Transcribe all the records with complete accuracy.

(Saved entries)
***

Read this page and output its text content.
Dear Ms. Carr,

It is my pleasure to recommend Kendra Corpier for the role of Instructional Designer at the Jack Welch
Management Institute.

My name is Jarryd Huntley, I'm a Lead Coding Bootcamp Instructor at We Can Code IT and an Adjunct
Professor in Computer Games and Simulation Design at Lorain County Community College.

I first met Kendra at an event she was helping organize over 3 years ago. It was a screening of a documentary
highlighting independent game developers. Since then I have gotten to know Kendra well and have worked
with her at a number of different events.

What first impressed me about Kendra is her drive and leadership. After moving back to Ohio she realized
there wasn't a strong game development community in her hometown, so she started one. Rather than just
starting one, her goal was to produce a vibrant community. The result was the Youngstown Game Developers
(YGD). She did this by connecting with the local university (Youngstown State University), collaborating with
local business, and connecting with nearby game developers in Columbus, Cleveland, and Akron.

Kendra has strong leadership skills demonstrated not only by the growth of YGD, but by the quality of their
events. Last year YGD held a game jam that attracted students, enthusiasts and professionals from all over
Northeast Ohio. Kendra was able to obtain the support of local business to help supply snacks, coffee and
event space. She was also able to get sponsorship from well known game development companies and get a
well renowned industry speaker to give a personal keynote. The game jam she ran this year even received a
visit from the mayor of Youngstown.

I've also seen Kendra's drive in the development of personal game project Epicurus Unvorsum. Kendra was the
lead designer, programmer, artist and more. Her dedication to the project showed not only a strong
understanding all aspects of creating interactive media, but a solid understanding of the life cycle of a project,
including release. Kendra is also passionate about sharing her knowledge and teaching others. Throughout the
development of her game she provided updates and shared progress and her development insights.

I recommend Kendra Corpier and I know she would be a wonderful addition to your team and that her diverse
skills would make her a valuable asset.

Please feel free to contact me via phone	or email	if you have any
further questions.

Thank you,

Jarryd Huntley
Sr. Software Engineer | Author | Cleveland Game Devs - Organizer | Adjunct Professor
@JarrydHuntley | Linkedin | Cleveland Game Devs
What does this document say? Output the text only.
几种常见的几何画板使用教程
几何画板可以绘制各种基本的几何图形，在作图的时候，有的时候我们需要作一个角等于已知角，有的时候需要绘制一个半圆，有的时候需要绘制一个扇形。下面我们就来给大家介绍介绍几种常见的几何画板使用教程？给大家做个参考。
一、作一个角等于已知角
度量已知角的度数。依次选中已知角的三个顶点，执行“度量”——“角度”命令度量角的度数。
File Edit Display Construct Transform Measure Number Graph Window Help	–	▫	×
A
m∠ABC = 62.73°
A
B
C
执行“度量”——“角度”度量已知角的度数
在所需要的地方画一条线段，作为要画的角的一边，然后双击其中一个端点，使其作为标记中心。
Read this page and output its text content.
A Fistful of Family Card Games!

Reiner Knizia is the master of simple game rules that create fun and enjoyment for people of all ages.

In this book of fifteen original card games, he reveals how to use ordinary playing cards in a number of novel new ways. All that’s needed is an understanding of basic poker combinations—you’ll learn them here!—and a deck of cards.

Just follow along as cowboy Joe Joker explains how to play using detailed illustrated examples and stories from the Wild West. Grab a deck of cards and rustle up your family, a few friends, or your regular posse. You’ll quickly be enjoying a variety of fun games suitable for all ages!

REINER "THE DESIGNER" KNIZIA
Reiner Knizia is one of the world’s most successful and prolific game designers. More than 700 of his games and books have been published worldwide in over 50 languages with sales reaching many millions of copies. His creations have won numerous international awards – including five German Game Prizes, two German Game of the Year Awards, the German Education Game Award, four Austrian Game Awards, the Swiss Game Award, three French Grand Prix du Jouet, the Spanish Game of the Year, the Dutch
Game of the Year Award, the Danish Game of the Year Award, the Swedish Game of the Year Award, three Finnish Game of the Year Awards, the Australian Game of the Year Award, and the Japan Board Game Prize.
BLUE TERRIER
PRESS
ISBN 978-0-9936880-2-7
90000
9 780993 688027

***

* [Answer below]
Read this page and output its text content.
Dear Ms. Carr,

It is my pleasure to recommend Kendra Corpier for the role of Instructional Designer at the Jack Welch
Management Institute.

My name is Jarryd Huntley, I'm a Lead Coding Bootcamp Instructor at We Can Code IT and an Adjunct
Professor in Computer Games and Simulation Design at Lorain County Community College.

I first met Kendra at an event she was helping organize over 3 years ago. It was a screening of a documentary
highlighting independent game developers. Since then I have gotten to know Kendra well and have worked
with her at a number of different events.

What first impressed me about Kendra is her drive and leadership. After moving back to Ohio she realized
there wasn't a strong game development community in her hometown, so she started one. Rather than just
starting one, her goal was to produce a vibrant community. The result was the Youngstown Game Developers
(YGD). She did this by connecting with the local university (Youngstown State University), collaborating with
local business, and connecting with nearby game developers in Columbus, Cleveland, and Akron.

Kendra has strong leadership skills demonstrated not only by the growth of YGD, but by the quality of their
events. Last year YGD held a game jam that attracted students, enthusiasts and professionals from all over
Northeast Ohio. Kendra was able to obtain the support of local business to help supply snacks, coffee and
event space. She was also able to get sponsorship from well known game development companies and get a
well renowned industry speaker to give a personal keynote. The game jam she ran this year even received a
visit from the mayor of Youngstown.

I've also seen Kendra's drive in the development of personal game project Epicurus Unvorsum. Kendra was the
lead designer, programmer, artist and more. Her dedication to the project showed not only a strong
understanding all aspects of creating interactive media, but a solid understanding of the life cycle of a project,
including release. Kendra is also passionate about sharing her knowledge and teaching others. Throughout the
development of her game she provided updates and shared progress and her development insights.

I recommend Kendra Corpier and I know she would be a wonderful addition to your team and that her diverse
skills would make her a valuable asset.

Please feel free to contact me via phone	or email	if you have any
further questions.

Thank you,

Jarryd Huntley
Sr. Software Engineer | Author | Cleveland Game Devs - Organizer | Adjunct Professor
@JarrydHuntley | Linkedin | Cleveland Game Devs
What does this document say? Output the text only.
几种常见的几何画板使用教程
几何画板可以绘制各种基本的几何图形，在作图的时候，有的时候我们需要作一个角等于已知角，有的时候需要绘制一个半圆，有的时候需要绘制一个扇形。下面我们就来给大家介绍介绍几种常见的几何画板使用教程？给大家做个参考。
一、作一个角等于已知角
度量已知角的度数。依次选中已知角的三个顶点，执行“度量”——“角度”命令度量角的度数。
File Edit Display Construct Transform Measure Number Graph Window Help	–	▫	×
A
m∠ABC = 62.73°
A
B
C
执行“度量”——“角度”度量已知角的度数
在所需要的地方画一条线段，作为要画的角的一边，然后双击其中一个端点，使其作为标记中心。
Read this page and output its text content.
A Fistful of Family Card Games!

Reiner Knizia is the master of simple game rules that create fun and enjoyment for people of all ages.

In this book of fifteen original card games, he reveals how to use ordinary playing cards in a number of novel new ways. All that’s needed is an understanding of basic poker combinations—you’ll learn them here!—and a deck of cards.

Just follow along as cowboy Joe Joker explains how to play using detailed illustrated examples and stories from the Wild West. Grab a deck of cards and rustle up your family, a few friends, or your regular posse. You’ll quickly be enjoying a variety of fun games suitable for all ages!

REINER "THE DESIGNER" KNIZIA
Reiner Knizia is one of the world’s most successful and prolific game designers. More than 700 of his games and books have been published worldwide in over 50 languages with sales reaching many millions of copies. His creations have won numerous international awards – including five German Game Prizes, two German Game of the Year Awards, the German Education Game Award, four Austrian Game Awards, the Swiss Game Award, three French Grand Prix du Jouet, the Spanish Game of the Year, the Dutch
Game of the Year Award, the Danish Game of the Year Award, the Swedish Game of the Year Award, three Finnish Game of the Year Awards, the Australian Game of the Year Award, and the Japan Board Game Prize.
BLUE TERRIER
PRESS
ISBN 978-0-9936880-2-7
90000
9 780993 688027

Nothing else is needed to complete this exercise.